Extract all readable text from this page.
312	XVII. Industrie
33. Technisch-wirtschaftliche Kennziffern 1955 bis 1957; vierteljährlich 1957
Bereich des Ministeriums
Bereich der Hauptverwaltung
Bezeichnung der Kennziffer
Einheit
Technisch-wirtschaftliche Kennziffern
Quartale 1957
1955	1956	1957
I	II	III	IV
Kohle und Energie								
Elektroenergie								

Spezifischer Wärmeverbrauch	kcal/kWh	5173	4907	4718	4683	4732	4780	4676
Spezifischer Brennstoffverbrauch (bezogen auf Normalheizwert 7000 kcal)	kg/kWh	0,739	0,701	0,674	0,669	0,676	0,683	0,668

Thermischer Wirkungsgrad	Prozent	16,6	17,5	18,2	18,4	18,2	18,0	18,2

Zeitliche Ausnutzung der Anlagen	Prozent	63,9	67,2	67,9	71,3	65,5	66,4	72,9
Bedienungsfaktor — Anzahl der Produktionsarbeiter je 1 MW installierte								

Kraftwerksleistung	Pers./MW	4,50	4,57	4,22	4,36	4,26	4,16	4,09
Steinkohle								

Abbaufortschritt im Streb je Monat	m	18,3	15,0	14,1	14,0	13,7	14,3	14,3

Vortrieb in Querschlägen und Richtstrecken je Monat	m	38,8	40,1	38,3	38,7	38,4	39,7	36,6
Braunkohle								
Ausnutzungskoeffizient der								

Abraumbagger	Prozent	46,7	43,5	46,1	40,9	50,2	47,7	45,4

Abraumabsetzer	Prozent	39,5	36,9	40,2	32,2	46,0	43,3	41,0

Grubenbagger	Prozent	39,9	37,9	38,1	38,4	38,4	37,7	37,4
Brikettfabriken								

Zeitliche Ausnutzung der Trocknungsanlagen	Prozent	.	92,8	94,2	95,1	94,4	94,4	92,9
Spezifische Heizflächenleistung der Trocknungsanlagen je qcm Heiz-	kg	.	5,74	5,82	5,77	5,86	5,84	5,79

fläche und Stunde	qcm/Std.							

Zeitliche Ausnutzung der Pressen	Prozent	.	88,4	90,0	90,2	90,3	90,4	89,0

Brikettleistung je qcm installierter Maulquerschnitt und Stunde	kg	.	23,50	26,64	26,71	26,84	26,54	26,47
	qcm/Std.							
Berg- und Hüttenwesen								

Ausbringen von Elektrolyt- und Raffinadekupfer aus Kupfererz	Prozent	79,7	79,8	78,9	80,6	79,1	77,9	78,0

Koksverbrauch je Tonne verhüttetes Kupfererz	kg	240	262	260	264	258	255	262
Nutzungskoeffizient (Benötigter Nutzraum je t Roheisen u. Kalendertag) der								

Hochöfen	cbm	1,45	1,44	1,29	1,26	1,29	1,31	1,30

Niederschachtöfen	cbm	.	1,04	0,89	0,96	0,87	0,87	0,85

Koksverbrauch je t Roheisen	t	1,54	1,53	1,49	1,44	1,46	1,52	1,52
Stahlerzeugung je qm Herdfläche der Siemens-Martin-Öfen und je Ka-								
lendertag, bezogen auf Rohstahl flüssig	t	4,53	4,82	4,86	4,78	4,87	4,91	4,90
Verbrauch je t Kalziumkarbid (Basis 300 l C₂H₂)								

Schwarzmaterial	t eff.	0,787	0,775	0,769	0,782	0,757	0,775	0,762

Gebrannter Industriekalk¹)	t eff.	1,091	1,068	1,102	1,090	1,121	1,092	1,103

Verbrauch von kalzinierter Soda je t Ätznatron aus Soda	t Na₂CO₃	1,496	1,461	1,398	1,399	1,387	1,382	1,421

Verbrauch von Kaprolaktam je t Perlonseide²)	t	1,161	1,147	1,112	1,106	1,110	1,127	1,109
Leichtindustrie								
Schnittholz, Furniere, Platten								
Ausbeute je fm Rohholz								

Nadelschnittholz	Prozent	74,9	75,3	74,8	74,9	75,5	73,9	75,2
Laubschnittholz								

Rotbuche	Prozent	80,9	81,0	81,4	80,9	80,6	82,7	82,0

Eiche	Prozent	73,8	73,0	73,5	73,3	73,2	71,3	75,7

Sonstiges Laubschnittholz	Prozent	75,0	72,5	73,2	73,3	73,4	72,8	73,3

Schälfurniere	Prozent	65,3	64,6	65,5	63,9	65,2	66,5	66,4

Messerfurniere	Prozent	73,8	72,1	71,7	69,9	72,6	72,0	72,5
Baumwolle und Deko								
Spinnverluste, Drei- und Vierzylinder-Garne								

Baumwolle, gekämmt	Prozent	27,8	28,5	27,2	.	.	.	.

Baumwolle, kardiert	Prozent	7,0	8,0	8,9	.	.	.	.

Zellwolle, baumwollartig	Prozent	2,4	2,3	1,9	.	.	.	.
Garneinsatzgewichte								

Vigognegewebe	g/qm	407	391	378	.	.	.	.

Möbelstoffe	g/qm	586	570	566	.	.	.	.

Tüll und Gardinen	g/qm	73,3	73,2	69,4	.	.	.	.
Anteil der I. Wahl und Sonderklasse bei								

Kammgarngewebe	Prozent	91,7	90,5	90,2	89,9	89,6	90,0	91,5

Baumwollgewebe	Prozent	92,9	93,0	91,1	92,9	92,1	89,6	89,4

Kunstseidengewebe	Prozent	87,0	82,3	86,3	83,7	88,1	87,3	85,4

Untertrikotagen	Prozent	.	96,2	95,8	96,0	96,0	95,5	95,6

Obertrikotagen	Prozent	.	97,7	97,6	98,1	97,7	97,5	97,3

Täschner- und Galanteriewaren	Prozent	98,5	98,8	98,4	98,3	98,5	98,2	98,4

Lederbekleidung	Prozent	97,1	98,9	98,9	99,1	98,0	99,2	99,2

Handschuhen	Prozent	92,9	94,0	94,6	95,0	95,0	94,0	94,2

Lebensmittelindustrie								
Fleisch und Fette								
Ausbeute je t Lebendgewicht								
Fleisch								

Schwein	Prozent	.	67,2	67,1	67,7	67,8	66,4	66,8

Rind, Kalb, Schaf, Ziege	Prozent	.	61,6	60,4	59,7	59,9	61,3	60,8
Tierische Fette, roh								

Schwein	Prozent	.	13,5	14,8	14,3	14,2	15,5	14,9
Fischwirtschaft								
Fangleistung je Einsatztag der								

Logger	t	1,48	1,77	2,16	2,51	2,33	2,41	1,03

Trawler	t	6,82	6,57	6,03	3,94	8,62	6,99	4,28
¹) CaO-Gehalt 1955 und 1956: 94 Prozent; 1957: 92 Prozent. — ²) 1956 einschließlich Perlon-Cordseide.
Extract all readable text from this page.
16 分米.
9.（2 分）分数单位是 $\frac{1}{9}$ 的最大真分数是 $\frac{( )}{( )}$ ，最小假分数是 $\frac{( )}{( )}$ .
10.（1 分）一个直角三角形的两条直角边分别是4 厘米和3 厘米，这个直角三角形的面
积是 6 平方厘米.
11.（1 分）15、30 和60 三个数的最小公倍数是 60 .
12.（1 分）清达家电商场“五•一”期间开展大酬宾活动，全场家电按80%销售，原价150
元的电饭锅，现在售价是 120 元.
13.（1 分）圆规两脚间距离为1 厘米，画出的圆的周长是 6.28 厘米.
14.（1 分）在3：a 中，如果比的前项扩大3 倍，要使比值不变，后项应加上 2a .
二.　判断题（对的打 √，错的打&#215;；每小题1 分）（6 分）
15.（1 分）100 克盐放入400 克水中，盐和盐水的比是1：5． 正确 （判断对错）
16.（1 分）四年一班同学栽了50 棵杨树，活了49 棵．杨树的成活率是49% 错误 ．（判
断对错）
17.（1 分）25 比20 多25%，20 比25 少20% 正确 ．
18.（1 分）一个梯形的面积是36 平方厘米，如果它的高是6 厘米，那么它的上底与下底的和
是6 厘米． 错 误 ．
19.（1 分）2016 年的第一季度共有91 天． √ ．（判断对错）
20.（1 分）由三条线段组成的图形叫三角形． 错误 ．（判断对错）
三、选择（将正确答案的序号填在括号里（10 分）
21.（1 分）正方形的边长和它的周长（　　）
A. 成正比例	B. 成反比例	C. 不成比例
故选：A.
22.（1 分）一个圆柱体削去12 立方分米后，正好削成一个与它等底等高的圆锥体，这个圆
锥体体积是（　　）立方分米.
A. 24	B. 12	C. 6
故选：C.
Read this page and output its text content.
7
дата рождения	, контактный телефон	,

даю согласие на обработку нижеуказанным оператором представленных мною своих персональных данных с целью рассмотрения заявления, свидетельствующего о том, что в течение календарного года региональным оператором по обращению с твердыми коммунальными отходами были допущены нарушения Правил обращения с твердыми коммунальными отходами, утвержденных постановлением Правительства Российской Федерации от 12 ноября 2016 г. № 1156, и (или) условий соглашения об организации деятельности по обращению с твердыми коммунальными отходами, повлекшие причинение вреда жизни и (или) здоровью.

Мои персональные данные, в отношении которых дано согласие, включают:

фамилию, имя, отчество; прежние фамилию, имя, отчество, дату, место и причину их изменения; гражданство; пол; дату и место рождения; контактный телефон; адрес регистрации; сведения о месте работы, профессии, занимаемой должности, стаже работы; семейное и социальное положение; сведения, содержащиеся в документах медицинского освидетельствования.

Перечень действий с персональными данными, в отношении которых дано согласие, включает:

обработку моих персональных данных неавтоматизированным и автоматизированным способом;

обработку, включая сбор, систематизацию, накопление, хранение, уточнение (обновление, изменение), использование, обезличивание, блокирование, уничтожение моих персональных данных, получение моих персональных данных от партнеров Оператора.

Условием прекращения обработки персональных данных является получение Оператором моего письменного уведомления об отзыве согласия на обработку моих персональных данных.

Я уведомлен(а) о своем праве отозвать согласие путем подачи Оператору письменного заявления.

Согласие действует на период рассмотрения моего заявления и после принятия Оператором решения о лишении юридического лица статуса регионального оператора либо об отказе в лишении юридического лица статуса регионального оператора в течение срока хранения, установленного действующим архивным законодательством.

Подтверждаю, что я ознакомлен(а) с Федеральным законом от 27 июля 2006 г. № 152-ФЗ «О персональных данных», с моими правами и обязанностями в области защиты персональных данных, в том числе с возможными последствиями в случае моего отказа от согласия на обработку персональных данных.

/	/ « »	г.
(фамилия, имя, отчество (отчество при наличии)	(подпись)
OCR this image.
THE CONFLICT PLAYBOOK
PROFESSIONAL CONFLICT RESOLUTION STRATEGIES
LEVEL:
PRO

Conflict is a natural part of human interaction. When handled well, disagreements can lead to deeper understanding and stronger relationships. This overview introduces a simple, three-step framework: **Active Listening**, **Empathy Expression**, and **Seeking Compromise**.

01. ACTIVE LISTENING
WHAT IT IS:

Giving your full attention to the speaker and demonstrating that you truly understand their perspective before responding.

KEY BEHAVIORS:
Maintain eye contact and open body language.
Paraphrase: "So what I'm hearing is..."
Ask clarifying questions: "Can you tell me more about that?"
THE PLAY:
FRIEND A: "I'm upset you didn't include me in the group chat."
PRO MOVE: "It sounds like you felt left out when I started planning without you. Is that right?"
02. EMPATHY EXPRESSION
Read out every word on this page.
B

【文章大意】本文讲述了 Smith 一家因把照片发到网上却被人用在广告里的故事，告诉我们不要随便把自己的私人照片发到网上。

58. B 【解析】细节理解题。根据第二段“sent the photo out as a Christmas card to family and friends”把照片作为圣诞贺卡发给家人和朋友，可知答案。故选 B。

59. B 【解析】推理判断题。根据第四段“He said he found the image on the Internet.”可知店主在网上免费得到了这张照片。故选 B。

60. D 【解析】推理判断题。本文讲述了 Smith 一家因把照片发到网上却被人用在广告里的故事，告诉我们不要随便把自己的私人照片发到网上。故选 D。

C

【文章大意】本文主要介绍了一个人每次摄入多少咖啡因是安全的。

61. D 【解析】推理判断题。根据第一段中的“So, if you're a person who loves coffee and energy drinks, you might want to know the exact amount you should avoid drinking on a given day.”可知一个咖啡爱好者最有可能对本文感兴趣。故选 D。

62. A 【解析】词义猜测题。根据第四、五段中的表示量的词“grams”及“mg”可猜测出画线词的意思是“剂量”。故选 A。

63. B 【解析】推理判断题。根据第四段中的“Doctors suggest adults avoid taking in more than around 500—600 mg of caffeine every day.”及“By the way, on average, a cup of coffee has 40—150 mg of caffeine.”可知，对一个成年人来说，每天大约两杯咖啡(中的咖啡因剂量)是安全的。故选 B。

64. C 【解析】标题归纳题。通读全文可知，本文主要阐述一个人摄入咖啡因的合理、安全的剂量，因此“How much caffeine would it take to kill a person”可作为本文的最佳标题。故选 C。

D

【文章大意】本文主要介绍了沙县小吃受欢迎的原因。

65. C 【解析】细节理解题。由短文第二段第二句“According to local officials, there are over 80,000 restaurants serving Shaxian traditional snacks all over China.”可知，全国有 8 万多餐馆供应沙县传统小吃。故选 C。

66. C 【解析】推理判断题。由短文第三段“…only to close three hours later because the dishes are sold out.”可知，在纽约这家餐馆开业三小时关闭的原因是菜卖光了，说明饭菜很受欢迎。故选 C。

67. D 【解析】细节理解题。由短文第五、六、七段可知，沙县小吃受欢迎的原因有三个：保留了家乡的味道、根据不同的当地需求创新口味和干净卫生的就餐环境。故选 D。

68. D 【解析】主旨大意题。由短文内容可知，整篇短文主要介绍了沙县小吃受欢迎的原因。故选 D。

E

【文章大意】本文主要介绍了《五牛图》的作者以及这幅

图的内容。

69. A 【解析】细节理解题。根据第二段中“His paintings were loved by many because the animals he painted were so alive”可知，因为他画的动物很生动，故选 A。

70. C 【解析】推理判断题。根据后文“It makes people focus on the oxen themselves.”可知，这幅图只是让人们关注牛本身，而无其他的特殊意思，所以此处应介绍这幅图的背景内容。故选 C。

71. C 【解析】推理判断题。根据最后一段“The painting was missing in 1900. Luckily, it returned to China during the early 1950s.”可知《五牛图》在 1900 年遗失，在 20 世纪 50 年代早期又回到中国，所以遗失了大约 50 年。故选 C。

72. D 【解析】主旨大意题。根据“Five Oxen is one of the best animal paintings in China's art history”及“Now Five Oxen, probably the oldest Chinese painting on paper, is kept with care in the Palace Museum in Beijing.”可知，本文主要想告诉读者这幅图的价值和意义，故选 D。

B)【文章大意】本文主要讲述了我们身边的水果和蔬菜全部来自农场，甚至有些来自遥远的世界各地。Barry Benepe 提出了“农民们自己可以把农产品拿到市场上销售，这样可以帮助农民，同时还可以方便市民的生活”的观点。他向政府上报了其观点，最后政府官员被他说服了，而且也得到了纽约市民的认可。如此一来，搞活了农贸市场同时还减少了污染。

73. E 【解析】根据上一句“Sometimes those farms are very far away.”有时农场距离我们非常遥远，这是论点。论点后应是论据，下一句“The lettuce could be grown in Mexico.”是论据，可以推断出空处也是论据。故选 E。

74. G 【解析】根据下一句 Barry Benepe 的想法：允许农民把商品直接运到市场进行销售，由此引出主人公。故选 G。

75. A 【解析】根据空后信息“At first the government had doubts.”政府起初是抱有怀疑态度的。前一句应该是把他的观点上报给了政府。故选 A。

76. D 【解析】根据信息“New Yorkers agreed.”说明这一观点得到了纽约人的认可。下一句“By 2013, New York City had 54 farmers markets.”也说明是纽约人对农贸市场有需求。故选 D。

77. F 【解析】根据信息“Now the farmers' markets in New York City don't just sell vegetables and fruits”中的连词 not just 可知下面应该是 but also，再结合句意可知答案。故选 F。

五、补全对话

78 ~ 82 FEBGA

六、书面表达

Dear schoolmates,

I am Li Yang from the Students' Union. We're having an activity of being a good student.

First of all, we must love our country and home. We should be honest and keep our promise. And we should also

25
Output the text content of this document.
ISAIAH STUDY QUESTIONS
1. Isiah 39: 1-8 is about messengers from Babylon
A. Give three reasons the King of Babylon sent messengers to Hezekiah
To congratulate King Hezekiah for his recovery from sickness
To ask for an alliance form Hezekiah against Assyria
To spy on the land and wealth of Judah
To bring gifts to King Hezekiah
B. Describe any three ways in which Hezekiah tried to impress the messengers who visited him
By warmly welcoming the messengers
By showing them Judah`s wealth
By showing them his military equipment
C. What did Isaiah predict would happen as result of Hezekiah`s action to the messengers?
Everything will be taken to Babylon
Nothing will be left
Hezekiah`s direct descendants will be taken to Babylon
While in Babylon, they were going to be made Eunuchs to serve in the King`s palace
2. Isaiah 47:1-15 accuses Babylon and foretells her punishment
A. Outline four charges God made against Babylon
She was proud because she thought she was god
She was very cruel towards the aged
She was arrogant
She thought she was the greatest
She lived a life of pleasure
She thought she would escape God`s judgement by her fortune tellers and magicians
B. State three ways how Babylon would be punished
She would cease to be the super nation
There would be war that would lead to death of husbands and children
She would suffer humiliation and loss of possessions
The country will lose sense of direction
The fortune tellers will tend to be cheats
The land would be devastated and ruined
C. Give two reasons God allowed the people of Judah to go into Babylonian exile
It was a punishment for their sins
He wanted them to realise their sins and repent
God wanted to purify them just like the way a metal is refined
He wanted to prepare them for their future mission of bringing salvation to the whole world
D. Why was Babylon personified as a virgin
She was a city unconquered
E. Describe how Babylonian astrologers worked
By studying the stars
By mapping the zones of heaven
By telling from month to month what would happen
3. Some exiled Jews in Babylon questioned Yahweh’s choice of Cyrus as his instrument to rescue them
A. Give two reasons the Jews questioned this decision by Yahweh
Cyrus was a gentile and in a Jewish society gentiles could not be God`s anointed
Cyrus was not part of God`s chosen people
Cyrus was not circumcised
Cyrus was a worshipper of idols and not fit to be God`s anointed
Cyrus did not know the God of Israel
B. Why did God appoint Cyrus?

+---+

Task objective:
In the listing, find every line with the word "should" and state how many there are, nothing more.

Answer for the task:
2